● Exercise prompt
Go through the listing and pick out each line with the word "legend" in it.

● Records for the exercise
☆ ☆ ☆ ☆ ☆

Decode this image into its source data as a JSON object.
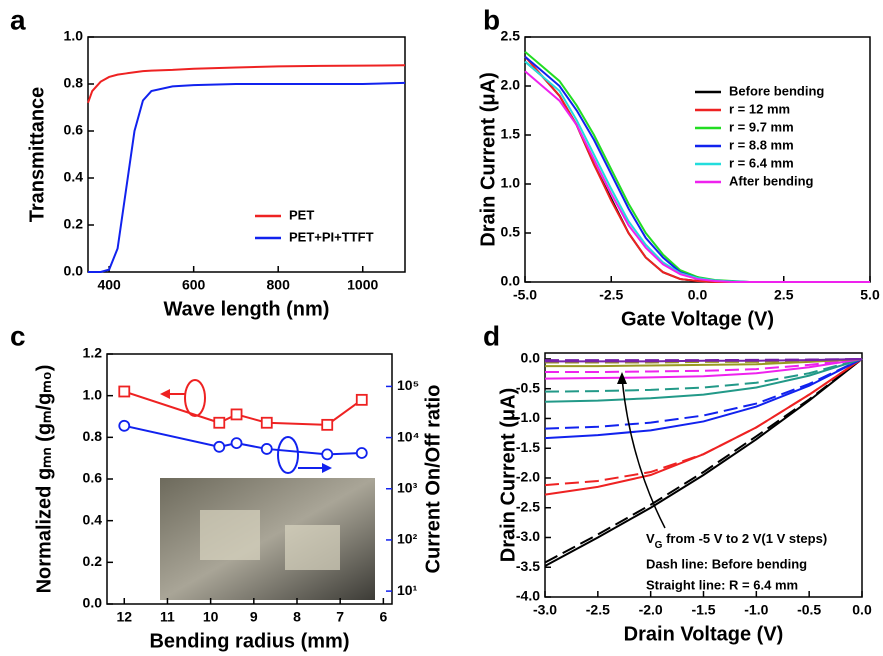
{
  "chart_data": [
    {
      "type": "line",
      "label": "a",
      "x_label": "Wave length (nm)",
      "y_label": "Transmittance",
      "xlim": [
        350,
        1100
      ],
      "xticks": [
        400,
        600,
        800,
        1000
      ],
      "ylim": [
        0,
        1.0
      ],
      "yticks": [
        {
          "value": 0,
          "label": "0.0"
        },
        0.2,
        0.4,
        0.6,
        0.8,
        {
          "value": 1,
          "label": "1.0"
        }
      ],
      "x": [
        350,
        360,
        380,
        400,
        420,
        440,
        460,
        480,
        500,
        550,
        600,
        700,
        800,
        900,
        1000,
        1100
      ],
      "legend": "lower right",
      "series": [
        {
          "name": "PET",
          "color": "#ee2222",
          "values": [
            0.72,
            0.77,
            0.81,
            0.83,
            0.84,
            0.845,
            0.85,
            0.855,
            0.857,
            0.86,
            0.865,
            0.87,
            0.875,
            0.877,
            0.878,
            0.88
          ]
        },
        {
          "name": "PET+PI+TTFT",
          "color": "#1122ee",
          "values": [
            0,
            0,
            0,
            0.01,
            0.1,
            0.35,
            0.6,
            0.73,
            0.77,
            0.79,
            0.795,
            0.8,
            0.8,
            0.8,
            0.8,
            0.805
          ]
        }
      ]
    },
    {
      "type": "line",
      "label": "b",
      "x_label": "Gate Voltage (V)",
      "y_label": "Drain Current (μA)",
      "xlim": [
        -5,
        5
      ],
      "xticks": [
        {
          "value": -5,
          "label": "-5.0"
        },
        -2.5,
        {
          "value": 0,
          "label": "0.0"
        },
        2.5,
        {
          "value": 5,
          "label": "5.0"
        }
      ],
      "ylim": [
        0,
        2.5
      ],
      "yticks": [
        {
          "value": 0,
          "label": "0.0"
        },
        0.5,
        {
          "value": 1,
          "label": "1.0"
        },
        1.5,
        {
          "value": 2,
          "label": "2.0"
        },
        2.5
      ],
      "x": [
        -5,
        -4.5,
        -4,
        -3.5,
        -3,
        -2.5,
        -2,
        -1.5,
        -1,
        -0.5,
        0,
        0.5,
        1,
        1.5,
        2,
        3,
        4,
        5
      ],
      "legend": "upper right",
      "series": [
        {
          "name": "Before bending",
          "color": "#000000",
          "values": [
            2.25,
            2.1,
            1.9,
            1.6,
            1.2,
            0.85,
            0.5,
            0.25,
            0.1,
            0.03,
            0.01,
            0,
            0,
            0,
            0,
            0,
            0,
            0
          ]
        },
        {
          "name": "r = 12 mm",
          "color": "#ee2222",
          "values": [
            2.3,
            2.1,
            1.9,
            1.6,
            1.2,
            0.83,
            0.5,
            0.25,
            0.1,
            0.03,
            0.01,
            0,
            0,
            0,
            0,
            0,
            0,
            0
          ]
        },
        {
          "name": "r = 9.7 mm",
          "color": "#22dd22",
          "values": [
            2.35,
            2.2,
            2.05,
            1.8,
            1.5,
            1.15,
            0.8,
            0.5,
            0.28,
            0.12,
            0.05,
            0.02,
            0.01,
            0,
            0,
            0,
            0,
            0
          ]
        },
        {
          "name": "r = 8.8 mm",
          "color": "#1122ee",
          "values": [
            2.3,
            2.15,
            2.0,
            1.75,
            1.45,
            1.1,
            0.75,
            0.45,
            0.25,
            0.1,
            0.04,
            0.015,
            0.005,
            0,
            0,
            0,
            0,
            0
          ]
        },
        {
          "name": "r = 6.4 mm",
          "color": "#22dddd",
          "values": [
            2.25,
            2.1,
            1.95,
            1.65,
            1.3,
            0.95,
            0.62,
            0.38,
            0.2,
            0.09,
            0.04,
            0.015,
            0.005,
            0,
            0,
            0,
            0,
            0
          ]
        },
        {
          "name": "After bending",
          "color": "#ee22ee",
          "values": [
            2.15,
            2.0,
            1.85,
            1.6,
            1.25,
            0.9,
            0.58,
            0.35,
            0.18,
            0.08,
            0.03,
            0.01,
            0,
            0,
            0,
            0,
            0,
            0
          ]
        }
      ]
    },
    {
      "type": "line",
      "label": "c",
      "x_label": "Bending radius (mm)",
      "y_label": "Normalized gₘₙ (gₘ/gₘ₀)",
      "y2_label": "Current On/Off ratio",
      "y_color": "#ee2222",
      "y2_color": "#1122ee",
      "xlim": [
        12.4,
        5.8
      ],
      "xticks": [
        12,
        11,
        10,
        9,
        8,
        7,
        6
      ],
      "ylim": [
        0,
        1.2
      ],
      "yticks": [
        {
          "value": 0,
          "label": "0.0"
        },
        0.2,
        0.4,
        0.6,
        0.8,
        {
          "value": 1,
          "label": "1.0"
        },
        1.2
      ],
      "y2log": true,
      "y2lim": [
        5.6,
        430000
      ],
      "y2ticks": [
        {
          "value": 10,
          "label": "10¹"
        },
        {
          "value": 100,
          "label": "10²"
        },
        {
          "value": 1000,
          "label": "10³"
        },
        {
          "value": 10000,
          "label": "10⁴"
        },
        {
          "value": 100000,
          "label": "10⁵"
        }
      ],
      "series": [
        {
          "color": "#ee2222",
          "marker": "square",
          "x": [
            12,
            9.8,
            9.4,
            8.7,
            7.3,
            6.5
          ],
          "values": [
            1.02,
            0.87,
            0.91,
            0.87,
            0.86,
            0.98
          ]
        },
        {
          "color": "#1122ee",
          "marker": "circle",
          "axis": "y2",
          "x": [
            12,
            9.8,
            9.4,
            8.7,
            7.3,
            6.5
          ],
          "values": [
            17000,
            6600,
            7800,
            6000,
            4700,
            5000
          ]
        }
      ]
    },
    {
      "type": "line",
      "label": "d",
      "x_label": "Drain Voltage (V)",
      "y_label": "Drain Current (μA)",
      "xlim": [
        -3,
        0
      ],
      "xticks": [
        {
          "value": -3,
          "label": "-3.0"
        },
        -2.5,
        {
          "value": -2,
          "label": "-2.0"
        },
        -1.5,
        {
          "value": -1,
          "label": "-1.0"
        },
        -0.5,
        {
          "value": 0,
          "label": "0.0"
        }
      ],
      "ylim": [
        -4,
        0.1
      ],
      "yticks": [
        {
          "value": -4,
          "label": "-4.0"
        },
        -3.5,
        {
          "value": -3,
          "label": "-3.0"
        },
        -2.5,
        {
          "value": -2,
          "label": "-2.0"
        },
        -1.5,
        {
          "value": -1,
          "label": "-1.0"
        },
        -0.5,
        {
          "value": 0,
          "label": "0.0"
        }
      ],
      "annotation": [
        "V",
        "G",
        " from -5 V to 2 V(1 V steps)"
      ],
      "annotation2": "Dash line: Before bending",
      "annotation3": "Straight line: R = 6.4 mm",
      "x": [
        -3,
        -2.5,
        -2,
        -1.5,
        -1,
        -0.5,
        0
      ],
      "series": [
        {
          "color": "#000000",
          "dash": true,
          "values": [
            -3.42,
            -2.95,
            -2.45,
            -1.9,
            -1.3,
            -0.68,
            0
          ]
        },
        {
          "color": "#000000",
          "values": [
            -3.48,
            -3.0,
            -2.5,
            -1.95,
            -1.35,
            -0.7,
            0
          ]
        },
        {
          "color": "#ee2222",
          "dash": true,
          "values": [
            -2.12,
            -2.05,
            -1.9,
            -1.6,
            -1.15,
            -0.6,
            0
          ]
        },
        {
          "color": "#ee2222",
          "values": [
            -2.28,
            -2.15,
            -1.95,
            -1.6,
            -1.15,
            -0.6,
            0
          ]
        },
        {
          "color": "#1122ee",
          "dash": true,
          "values": [
            -1.17,
            -1.14,
            -1.07,
            -0.95,
            -0.75,
            -0.42,
            0
          ]
        },
        {
          "color": "#1122ee",
          "values": [
            -1.33,
            -1.28,
            -1.2,
            -1.05,
            -0.8,
            -0.45,
            0
          ]
        },
        {
          "color": "#229988",
          "dash": true,
          "values": [
            -0.55,
            -0.54,
            -0.52,
            -0.48,
            -0.4,
            -0.24,
            0
          ]
        },
        {
          "color": "#229988",
          "values": [
            -0.72,
            -0.7,
            -0.66,
            -0.6,
            -0.48,
            -0.28,
            0
          ]
        },
        {
          "color": "#ee22ee",
          "dash": true,
          "values": [
            -0.22,
            -0.22,
            -0.21,
            -0.2,
            -0.17,
            -0.1,
            0
          ]
        },
        {
          "color": "#ee22ee",
          "values": [
            -0.33,
            -0.32,
            -0.31,
            -0.29,
            -0.24,
            -0.14,
            0
          ]
        },
        {
          "color": "#999922",
          "dash": true,
          "values": [
            -0.06,
            -0.06,
            -0.06,
            -0.05,
            -0.05,
            -0.03,
            0
          ]
        },
        {
          "color": "#999922",
          "values": [
            -0.12,
            -0.12,
            -0.11,
            -0.1,
            -0.09,
            -0.05,
            0
          ]
        },
        {
          "color": "#7722aa",
          "dash": true,
          "values": [
            -0.02,
            -0.02,
            -0.02,
            -0.02,
            -0.015,
            -0.01,
            0
          ]
        },
        {
          "color": "#7722aa",
          "values": [
            -0.04,
            -0.04,
            -0.04,
            -0.03,
            -0.03,
            -0.02,
            0
          ]
        }
      ]
    }
  ]
}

☆ ☆ ☆ ☆ ☆

● Result
      "legend": "lower right",
      "legend": "upper right",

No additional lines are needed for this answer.